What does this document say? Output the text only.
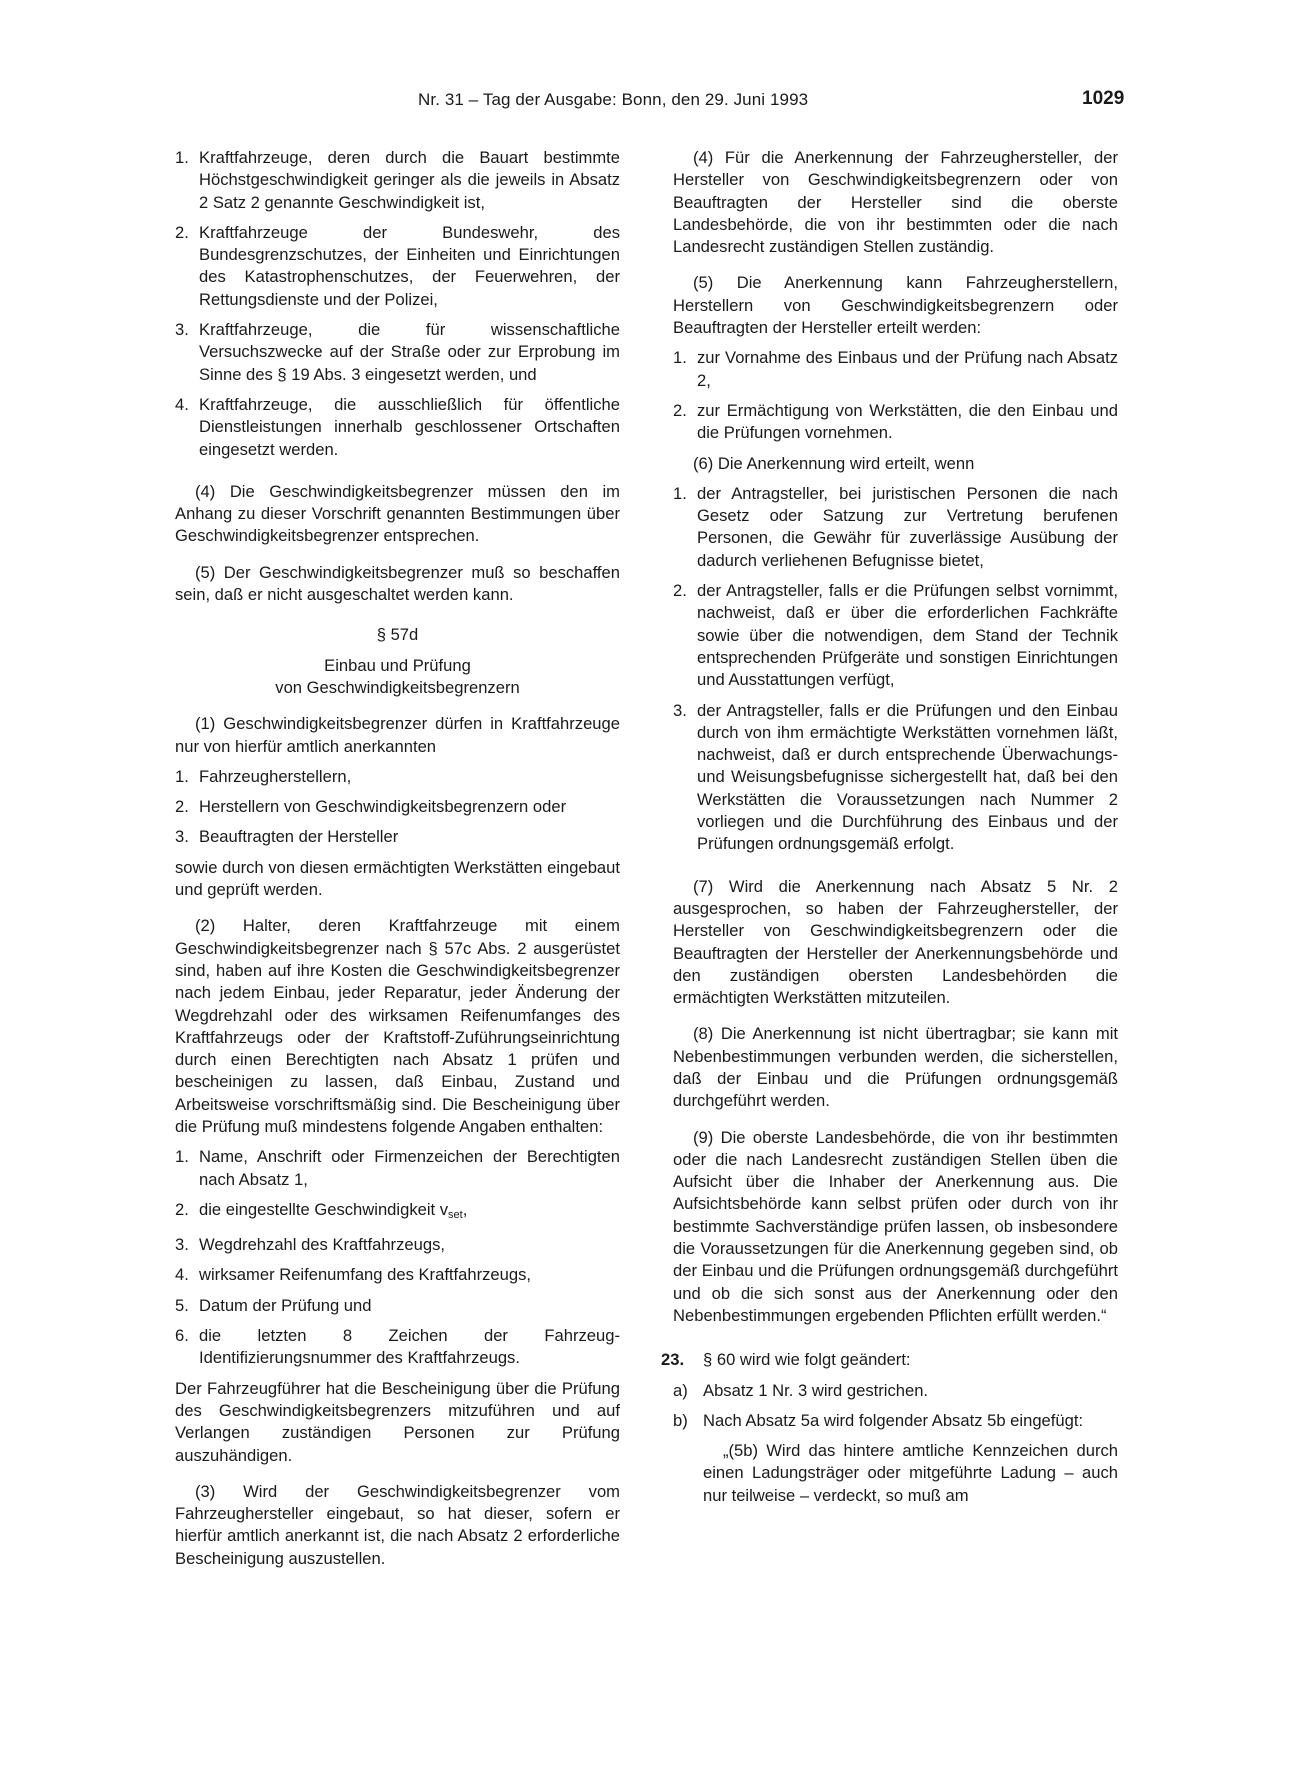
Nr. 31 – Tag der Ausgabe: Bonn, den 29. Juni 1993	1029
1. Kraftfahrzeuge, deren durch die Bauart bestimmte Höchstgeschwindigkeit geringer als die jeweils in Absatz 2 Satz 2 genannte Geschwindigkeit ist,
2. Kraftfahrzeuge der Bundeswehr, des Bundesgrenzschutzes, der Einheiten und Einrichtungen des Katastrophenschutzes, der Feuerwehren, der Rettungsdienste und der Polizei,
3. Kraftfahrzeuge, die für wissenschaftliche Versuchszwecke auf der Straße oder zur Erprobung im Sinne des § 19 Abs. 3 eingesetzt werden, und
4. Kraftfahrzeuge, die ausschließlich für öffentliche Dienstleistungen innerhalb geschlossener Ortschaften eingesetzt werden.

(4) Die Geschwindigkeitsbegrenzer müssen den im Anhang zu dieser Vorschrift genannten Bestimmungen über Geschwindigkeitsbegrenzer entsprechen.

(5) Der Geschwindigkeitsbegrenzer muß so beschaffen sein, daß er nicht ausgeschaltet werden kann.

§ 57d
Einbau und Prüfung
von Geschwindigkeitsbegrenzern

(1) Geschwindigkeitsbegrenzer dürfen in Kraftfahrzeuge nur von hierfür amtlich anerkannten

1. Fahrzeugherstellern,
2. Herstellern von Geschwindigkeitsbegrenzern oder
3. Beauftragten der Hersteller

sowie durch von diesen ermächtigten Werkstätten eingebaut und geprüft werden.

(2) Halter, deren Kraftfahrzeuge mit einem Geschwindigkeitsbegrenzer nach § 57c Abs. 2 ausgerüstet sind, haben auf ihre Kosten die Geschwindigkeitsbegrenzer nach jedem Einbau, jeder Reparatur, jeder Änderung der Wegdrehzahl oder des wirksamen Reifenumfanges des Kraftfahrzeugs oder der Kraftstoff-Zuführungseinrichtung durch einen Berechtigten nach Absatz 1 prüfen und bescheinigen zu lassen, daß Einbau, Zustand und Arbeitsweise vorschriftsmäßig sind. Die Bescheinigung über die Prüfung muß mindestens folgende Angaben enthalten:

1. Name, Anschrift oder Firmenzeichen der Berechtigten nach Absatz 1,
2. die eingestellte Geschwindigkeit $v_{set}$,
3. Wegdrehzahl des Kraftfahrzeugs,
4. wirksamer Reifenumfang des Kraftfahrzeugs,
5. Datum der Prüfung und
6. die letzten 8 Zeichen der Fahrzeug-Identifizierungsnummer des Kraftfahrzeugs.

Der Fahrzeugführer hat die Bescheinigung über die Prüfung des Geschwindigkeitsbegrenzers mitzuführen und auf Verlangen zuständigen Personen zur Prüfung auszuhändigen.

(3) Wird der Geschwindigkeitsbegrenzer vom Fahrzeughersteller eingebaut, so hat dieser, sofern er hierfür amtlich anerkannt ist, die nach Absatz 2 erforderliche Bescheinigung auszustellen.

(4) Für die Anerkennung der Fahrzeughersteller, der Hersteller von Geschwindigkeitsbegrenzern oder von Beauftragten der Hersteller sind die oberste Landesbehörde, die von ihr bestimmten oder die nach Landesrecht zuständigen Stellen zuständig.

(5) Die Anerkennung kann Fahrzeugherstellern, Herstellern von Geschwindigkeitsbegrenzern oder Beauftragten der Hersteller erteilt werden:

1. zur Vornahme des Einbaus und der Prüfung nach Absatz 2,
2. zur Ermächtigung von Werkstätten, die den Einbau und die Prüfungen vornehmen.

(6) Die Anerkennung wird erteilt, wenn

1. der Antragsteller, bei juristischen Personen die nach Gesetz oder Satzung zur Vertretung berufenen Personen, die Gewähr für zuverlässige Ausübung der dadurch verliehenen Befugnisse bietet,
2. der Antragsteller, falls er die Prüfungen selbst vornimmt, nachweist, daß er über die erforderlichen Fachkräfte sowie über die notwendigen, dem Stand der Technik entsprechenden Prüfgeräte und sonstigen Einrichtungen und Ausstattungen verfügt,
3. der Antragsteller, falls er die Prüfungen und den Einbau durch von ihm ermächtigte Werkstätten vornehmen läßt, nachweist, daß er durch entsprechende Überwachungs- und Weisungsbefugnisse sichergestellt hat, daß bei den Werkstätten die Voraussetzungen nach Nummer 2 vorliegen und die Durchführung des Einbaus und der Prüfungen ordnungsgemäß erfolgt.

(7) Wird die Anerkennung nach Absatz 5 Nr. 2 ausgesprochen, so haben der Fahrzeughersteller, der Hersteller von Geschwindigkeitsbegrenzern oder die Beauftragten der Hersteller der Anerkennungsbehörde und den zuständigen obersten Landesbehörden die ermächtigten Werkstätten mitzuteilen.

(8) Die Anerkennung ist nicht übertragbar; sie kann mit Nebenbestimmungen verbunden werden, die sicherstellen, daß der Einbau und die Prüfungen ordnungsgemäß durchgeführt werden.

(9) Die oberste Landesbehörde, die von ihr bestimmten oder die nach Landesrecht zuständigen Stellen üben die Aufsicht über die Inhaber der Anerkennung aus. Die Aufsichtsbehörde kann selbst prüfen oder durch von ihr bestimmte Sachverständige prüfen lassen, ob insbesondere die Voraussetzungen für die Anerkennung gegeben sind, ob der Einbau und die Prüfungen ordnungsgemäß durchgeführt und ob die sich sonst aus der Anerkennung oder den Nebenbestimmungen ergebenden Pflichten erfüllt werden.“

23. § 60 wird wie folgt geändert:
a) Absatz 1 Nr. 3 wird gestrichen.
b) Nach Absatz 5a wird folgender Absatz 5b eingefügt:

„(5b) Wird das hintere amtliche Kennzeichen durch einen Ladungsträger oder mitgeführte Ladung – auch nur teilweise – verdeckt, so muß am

== Goal of the exercise ==
Check all the records above and select each line where the string "ermächtigten" is found.

== Answer to the task ==
sowie durch von diesen ermächtigten Werkstätten eingebaut und geprüft werden.
(7) Wird die Anerkennung nach Absatz 5 Nr. 2 ausgesprochen, so haben der Fahrzeughersteller, der Hersteller von Geschwindigkeitsbegrenzern oder die Beauftragten der Hersteller der Anerkennungsbehörde und den zuständigen obersten Landesbehörden die ermächtigten Werkstätten mitzuteilen.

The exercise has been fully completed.